__THE INPUT__
- - - -

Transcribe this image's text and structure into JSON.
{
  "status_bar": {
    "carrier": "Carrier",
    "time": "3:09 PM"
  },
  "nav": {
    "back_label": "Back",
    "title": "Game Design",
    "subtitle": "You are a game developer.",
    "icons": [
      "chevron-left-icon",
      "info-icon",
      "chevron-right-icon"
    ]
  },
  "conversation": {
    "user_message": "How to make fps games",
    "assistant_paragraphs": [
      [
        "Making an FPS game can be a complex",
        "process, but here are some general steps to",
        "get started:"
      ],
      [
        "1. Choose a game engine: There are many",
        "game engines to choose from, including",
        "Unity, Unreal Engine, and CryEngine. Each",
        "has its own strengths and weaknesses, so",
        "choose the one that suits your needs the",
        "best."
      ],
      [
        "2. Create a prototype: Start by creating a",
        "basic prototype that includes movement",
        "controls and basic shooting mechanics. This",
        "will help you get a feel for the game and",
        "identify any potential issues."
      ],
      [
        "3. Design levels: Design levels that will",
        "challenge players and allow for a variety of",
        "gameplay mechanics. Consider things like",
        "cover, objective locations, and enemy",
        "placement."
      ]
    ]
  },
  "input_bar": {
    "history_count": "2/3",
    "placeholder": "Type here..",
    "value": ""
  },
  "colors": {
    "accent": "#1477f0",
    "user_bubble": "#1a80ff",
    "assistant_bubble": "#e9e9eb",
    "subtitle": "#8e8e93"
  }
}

- - - -

__YOUR OBJECTIVE__
Could you quote the material above in full, exactly as it stands?

__TASK RESULT__
Transcribe this image's text and structure into JSON.
{
  "status_bar": {
    "carrier": "Carrier",
    "time": "3:09 PM"
  },
  "nav": {
    "back_label": "Back",
    "title": "Game Design",
    "subtitle": "You are a game developer.",
    "icons": [
      "chevron-left-icon",
      "info-icon",
      "chevron-right-icon"
    ]
  },
  "conversation": {
    "user_message": "How to make fps games",
    "assistant_paragraphs": [
      [
        "Making an FPS game can be a complex",
        "process, but here are some general steps to",
        "get started:"
      ],
      [
        "1. Choose a game engine: There are many",
        "game engines to choose from, including",
        "Unity, Unreal Engine, and CryEngine. Each",
        "has its own strengths and weaknesses, so",
        "choose the one that suits your needs the",
        "best."
      ],
      [
        "2. Create a prototype: Start by creating a",
        "basic prototype that includes movement",
        "controls and basic shooting mechanics. This",
        "will help you get a feel for the game and",
        "identify any potential issues."
      ],
      [
        "3. Design levels: Design levels that will",
        "challenge players and allow for a variety of",
        "gameplay mechanics. Consider things like",
        "cover, objective locations, and enemy",
        "placement."
      ]
    ]
  },
  "input_bar": {
    "history_count": "2/3",
    "placeholder": "Type here..",
    "value": ""
  },
  "colors": {
    "accent": "#1477f0",
    "user_bubble": "#1a80ff",
    "assistant_bubble": "#e9e9eb",
    "subtitle": "#8e8e93"
  }
}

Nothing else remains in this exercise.